EXERCISE TASK
Scan the listing below. Report each line that includes "Sold".

Dataset items:

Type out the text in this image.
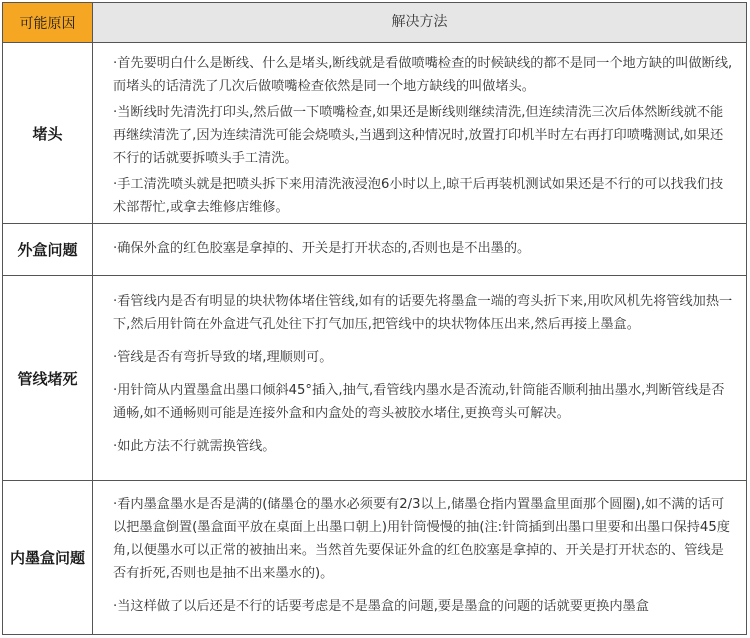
可能原因	解决方法
堵头

·首先要明白什么是断线、什么是堵头,断线就是看做喷嘴检查的时候缺线的都不是同一个地方缺的叫做断线,而堵头的话清洗了几次后做喷嘴检查依然是同一个地方缺线的叫做堵头。

·当断线时先清洗打印头,然后做一下喷嘴检查,如果还是断线则继续清洗,但连续清洗三次后体然断线就不能再继续清洗了,因为连续清洗可能会烧喷头,当遇到这种情况时,放置打印机半时左右再打印喷嘴测试,如果还不行的话就要拆喷头手工清洗。

·手工清洗喷头就是把喷头拆下来用清洗液浸泡6小时以上,晾干后再装机测试如果还是不行的可以找我们技术部帮忙,或拿去维修店维修。

外盒问题	·确保外盒的红色胶塞是拿掉的、开关是打开状态的,否则也是不出墨的。

管线堵死

·看管线内是否有明显的块状物体堵住管线,如有的话要先将墨盒一端的弯头折下来,用吹风机先将管线加热一下,然后用针筒在外盒进气孔处往下打气加压,把管线中的块状物体压出来,然后再接上墨盒。

·管线是否有弯折导致的堵,理顺则可。

·用针筒从内置墨盒出墨口倾斜45°插入,抽气,看管线内墨水是否流动,针筒能否顺利抽出墨水,判断管线是否通畅,如不通畅则可能是连接外盒和内盒处的弯头被胶水堵住,更换弯头可解决。

·如此方法不行就需换管线。

内墨盒问题

·看内墨盒墨水是否是满的(储墨仓的墨水必须要有2/3以上,储墨仓指内置墨盒里面那个圆圈),如不满的话可以把墨盒倒置(墨盒面平放在桌面上出墨口朝上)用针筒慢慢的抽(注:针筒插到出墨口里要和出墨口保持45度角,以便墨水可以正常的被抽出来。当然首先要保证外盒的红色胶塞是拿掉的、开关是打开状态的、管线是否有折死,否则也是抽不出来墨水的)。

·当这样做了以后还是不行的话要考虑是不是墨盒的问题,要是墨盒的问题的话就要更换内墨盒
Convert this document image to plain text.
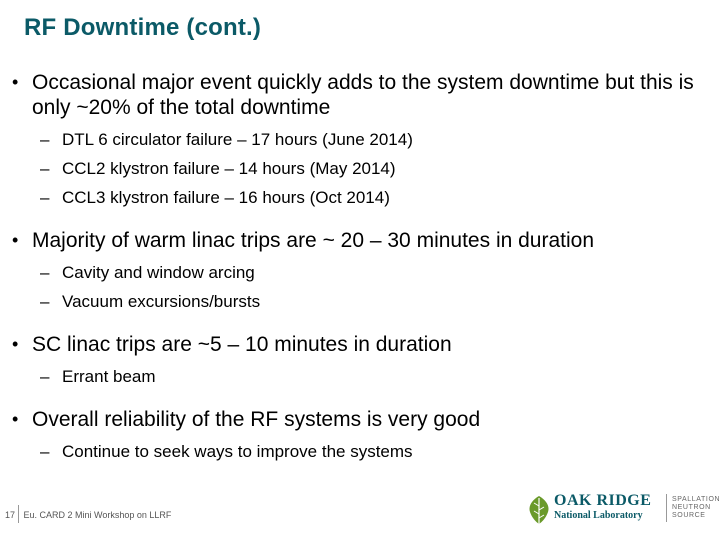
RF Downtime (cont.)
• Occasional major event quickly adds to the system downtime but this is only ~20% of the total downtime
– DTL 6 circulator failure – 17 hours (June 2014)
– CCL2 klystron failure – 14 hours (May 2014)
– CCL3 klystron failure – 16 hours (Oct 2014)
• Majority of warm linac trips are ~ 20 – 30 minutes in duration
– Cavity and window arcing
– Vacuum excursions/bursts
• SC linac trips are ~5 – 10 minutes in duration
– Errant beam
• Overall reliability of the RF systems is very good
– Continue to seek ways to improve the systems
17 Eu. CARD 2 Mini Workshop on LLRF
OAK RIDGE
National Laboratory
SPALLATION
NEUTRON
SOURCE
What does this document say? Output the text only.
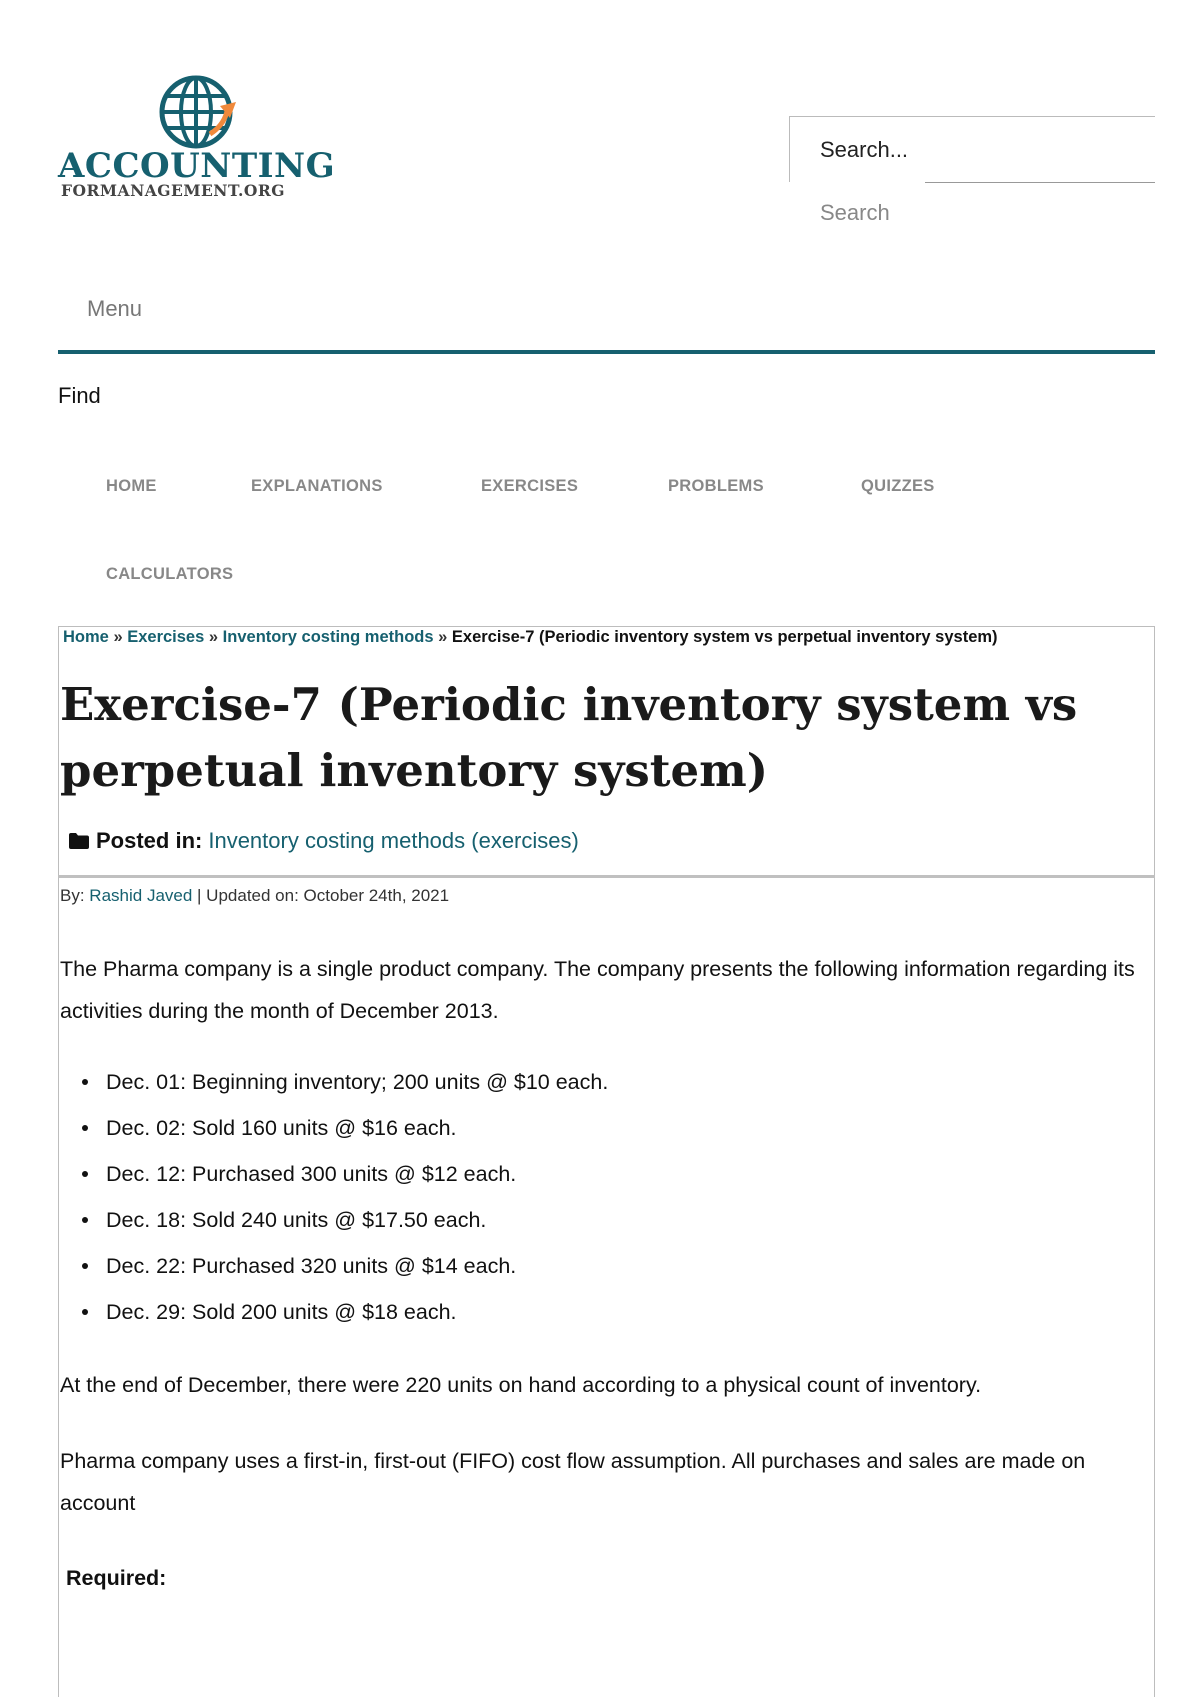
ACCOUNTING
FORMANAGEMENT.ORG
Search...
Search
Menu
Find
HOME	EXPLANATIONS	EXERCISES	PROBLEMS	QUIZZES
CALCULATORS
Home » Exercises » Inventory costing methods » Exercise-7 (Periodic inventory system vs perpetual inventory system)
Exercise-7 (Periodic inventory system vs perpetual inventory system)
Posted in: Inventory costing methods (exercises)
By: Rashid Javed | Updated on: October 24th, 2021

The Pharma company is a single product company. The company presents the following information regarding its activities during the month of December 2013.

Dec. 01: Beginning inventory; 200 units @ $10 each.
Dec. 02: Sold 160 units @ $16 each.
Dec. 12: Purchased 300 units @ $12 each.
Dec. 18: Sold 240 units @ $17.50 each.
Dec. 22: Purchased 320 units @ $14 each.
Dec. 29: Sold 200 units @ $18 each.

At the end of December, there were 220 units on hand according to a physical count of inventory.

Pharma company uses a first-in, first-out (FIFO) cost flow assumption. All purchases and sales are made on account

Required:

REPLY
Dec. 02: Sold 160 units @ $16 each.
Dec. 18: Sold 240 units @ $17.50 each.
Dec. 29: Sold 200 units @ $18 each.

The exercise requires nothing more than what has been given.